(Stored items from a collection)
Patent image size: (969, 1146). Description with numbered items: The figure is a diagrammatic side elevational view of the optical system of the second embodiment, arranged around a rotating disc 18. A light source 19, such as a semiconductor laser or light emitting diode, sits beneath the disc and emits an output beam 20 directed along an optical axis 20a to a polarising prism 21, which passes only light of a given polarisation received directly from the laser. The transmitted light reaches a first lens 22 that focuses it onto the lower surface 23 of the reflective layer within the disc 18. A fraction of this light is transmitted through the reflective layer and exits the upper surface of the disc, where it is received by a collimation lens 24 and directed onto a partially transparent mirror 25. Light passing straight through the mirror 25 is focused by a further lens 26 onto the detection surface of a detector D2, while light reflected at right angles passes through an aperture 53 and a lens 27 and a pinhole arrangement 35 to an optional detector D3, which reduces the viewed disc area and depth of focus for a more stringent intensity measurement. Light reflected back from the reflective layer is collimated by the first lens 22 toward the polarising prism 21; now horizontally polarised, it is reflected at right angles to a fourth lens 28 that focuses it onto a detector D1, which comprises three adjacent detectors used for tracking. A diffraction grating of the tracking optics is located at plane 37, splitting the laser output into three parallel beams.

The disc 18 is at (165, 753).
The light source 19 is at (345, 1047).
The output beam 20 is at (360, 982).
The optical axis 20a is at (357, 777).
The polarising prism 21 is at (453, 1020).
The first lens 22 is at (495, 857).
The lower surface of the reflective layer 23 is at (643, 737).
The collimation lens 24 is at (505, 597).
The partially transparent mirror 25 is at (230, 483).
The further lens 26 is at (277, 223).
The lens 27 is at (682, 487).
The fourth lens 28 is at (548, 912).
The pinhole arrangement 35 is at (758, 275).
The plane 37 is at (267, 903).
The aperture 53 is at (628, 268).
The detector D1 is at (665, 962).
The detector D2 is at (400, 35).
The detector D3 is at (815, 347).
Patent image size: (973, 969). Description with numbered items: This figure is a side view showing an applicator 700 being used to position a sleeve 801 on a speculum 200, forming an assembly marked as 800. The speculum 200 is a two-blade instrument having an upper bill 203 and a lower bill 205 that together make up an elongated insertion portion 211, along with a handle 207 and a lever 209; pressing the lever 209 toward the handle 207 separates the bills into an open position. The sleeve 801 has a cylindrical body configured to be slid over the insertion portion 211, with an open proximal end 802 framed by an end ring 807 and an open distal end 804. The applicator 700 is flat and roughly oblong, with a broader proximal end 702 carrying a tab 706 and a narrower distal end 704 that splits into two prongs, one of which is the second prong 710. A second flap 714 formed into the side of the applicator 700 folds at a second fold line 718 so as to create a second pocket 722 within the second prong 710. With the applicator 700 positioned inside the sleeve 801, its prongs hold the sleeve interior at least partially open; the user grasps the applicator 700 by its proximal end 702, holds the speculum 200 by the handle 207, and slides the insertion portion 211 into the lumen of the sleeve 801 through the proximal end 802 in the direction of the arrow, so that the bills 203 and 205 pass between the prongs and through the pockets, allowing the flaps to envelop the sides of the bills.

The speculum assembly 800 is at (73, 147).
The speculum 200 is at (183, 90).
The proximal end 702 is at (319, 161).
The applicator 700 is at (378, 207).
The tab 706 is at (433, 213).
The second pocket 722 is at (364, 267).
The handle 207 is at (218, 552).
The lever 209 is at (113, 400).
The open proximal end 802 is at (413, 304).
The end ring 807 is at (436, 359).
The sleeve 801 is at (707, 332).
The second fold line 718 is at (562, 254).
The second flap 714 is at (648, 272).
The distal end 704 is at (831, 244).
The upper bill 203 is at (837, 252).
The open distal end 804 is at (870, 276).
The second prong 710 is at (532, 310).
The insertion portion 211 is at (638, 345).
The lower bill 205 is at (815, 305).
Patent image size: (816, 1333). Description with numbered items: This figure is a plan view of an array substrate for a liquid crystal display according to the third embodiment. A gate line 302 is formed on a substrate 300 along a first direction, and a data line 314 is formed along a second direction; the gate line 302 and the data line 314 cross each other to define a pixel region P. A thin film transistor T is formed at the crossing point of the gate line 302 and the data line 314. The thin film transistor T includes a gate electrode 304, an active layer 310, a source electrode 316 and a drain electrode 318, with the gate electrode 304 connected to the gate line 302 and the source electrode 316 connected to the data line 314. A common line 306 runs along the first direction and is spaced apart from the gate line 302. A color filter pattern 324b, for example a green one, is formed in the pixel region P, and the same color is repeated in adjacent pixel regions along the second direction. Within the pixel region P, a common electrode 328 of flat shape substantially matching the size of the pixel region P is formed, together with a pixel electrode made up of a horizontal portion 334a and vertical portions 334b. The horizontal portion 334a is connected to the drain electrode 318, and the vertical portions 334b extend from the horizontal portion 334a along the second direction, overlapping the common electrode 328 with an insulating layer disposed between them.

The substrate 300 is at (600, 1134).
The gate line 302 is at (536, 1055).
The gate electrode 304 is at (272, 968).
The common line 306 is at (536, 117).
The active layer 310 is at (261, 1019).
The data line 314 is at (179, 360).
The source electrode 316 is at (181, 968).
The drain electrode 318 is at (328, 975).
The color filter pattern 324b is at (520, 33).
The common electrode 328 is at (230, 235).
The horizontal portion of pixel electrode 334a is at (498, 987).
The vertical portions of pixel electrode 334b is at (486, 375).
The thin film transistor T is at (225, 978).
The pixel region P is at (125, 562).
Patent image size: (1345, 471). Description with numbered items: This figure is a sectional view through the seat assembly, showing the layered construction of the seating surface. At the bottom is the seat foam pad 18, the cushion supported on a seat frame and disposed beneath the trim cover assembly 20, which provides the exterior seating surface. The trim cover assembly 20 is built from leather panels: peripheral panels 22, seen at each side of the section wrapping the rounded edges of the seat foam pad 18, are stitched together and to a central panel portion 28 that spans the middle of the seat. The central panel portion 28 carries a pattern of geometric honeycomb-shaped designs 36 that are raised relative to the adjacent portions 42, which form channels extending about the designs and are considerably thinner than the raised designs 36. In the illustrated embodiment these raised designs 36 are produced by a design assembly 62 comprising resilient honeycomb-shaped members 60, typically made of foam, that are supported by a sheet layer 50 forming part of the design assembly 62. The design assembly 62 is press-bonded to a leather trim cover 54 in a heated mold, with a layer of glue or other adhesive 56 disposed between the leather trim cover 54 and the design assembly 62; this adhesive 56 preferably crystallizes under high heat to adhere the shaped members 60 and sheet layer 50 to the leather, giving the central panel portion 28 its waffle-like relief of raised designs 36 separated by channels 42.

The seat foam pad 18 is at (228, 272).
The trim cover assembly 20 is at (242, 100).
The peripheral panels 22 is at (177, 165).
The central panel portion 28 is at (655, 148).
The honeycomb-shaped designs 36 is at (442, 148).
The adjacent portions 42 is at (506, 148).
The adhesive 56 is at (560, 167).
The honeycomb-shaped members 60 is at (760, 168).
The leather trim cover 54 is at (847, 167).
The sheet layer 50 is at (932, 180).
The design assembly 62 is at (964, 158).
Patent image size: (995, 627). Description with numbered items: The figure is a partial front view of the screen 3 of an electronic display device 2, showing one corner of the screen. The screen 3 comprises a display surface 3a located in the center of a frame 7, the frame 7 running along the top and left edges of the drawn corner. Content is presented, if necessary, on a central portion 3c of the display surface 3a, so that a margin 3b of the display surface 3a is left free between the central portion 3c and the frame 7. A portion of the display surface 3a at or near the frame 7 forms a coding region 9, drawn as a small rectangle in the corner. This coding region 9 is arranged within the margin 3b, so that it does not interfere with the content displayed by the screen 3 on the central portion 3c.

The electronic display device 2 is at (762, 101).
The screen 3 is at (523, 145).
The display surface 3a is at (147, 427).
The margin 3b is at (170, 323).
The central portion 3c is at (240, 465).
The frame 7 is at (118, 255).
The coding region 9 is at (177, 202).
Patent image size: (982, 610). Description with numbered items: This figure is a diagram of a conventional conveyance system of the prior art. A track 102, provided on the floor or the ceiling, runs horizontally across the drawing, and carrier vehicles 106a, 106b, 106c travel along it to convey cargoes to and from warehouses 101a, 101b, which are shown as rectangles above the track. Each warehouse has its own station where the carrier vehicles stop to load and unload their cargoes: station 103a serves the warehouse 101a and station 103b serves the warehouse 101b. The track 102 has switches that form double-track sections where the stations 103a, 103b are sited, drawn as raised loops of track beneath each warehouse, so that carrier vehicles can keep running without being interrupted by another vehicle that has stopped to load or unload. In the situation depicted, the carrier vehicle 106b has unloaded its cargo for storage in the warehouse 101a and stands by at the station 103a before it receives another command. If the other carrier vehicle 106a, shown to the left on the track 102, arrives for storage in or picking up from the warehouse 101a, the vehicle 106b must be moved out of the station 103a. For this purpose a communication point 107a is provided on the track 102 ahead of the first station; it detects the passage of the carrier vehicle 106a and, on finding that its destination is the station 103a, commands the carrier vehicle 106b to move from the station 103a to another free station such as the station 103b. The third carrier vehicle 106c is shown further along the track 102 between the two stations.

**Task description:**
Could you arrange the listing above, from the line with "Patent image size: (995, 627)." up to and including the line with "The coding region 9 is at (177, 202).", as a JSON list of strings with one string per line and blank lines left out?

**Full answer:**
[
  "Patent image size: (995, 627). Description with numbered items: The figure is a partial front view of the screen 3 of an electronic display device 2, showing one corner of the screen. The screen 3 comprises a display surface 3a located in the center of a frame 7, the frame 7 running along the top and left edges of the drawn corner. Content is presented, if necessary, on a central portion 3c of the display surface 3a, so that a margin 3b of the display surface 3a is left free between the central portion 3c and the frame 7. A portion of the display surface 3a at or near the frame 7 forms a coding region 9, drawn as a small rectangle in the corner. This coding region 9 is arranged within the margin 3b, so that it does not interfere with the content displayed by the screen 3 on the central portion 3c.",
  "The electronic display device 2 is at (762, 101).",
  "The screen 3 is at (523, 145).",
  "The display surface 3a is at (147, 427).",
  "The margin 3b is at (170, 323).",
  "The central portion 3c is at (240, 465).",
  "The frame 7 is at (118, 255).",
  "The coding region 9 is at (177, 202)."
]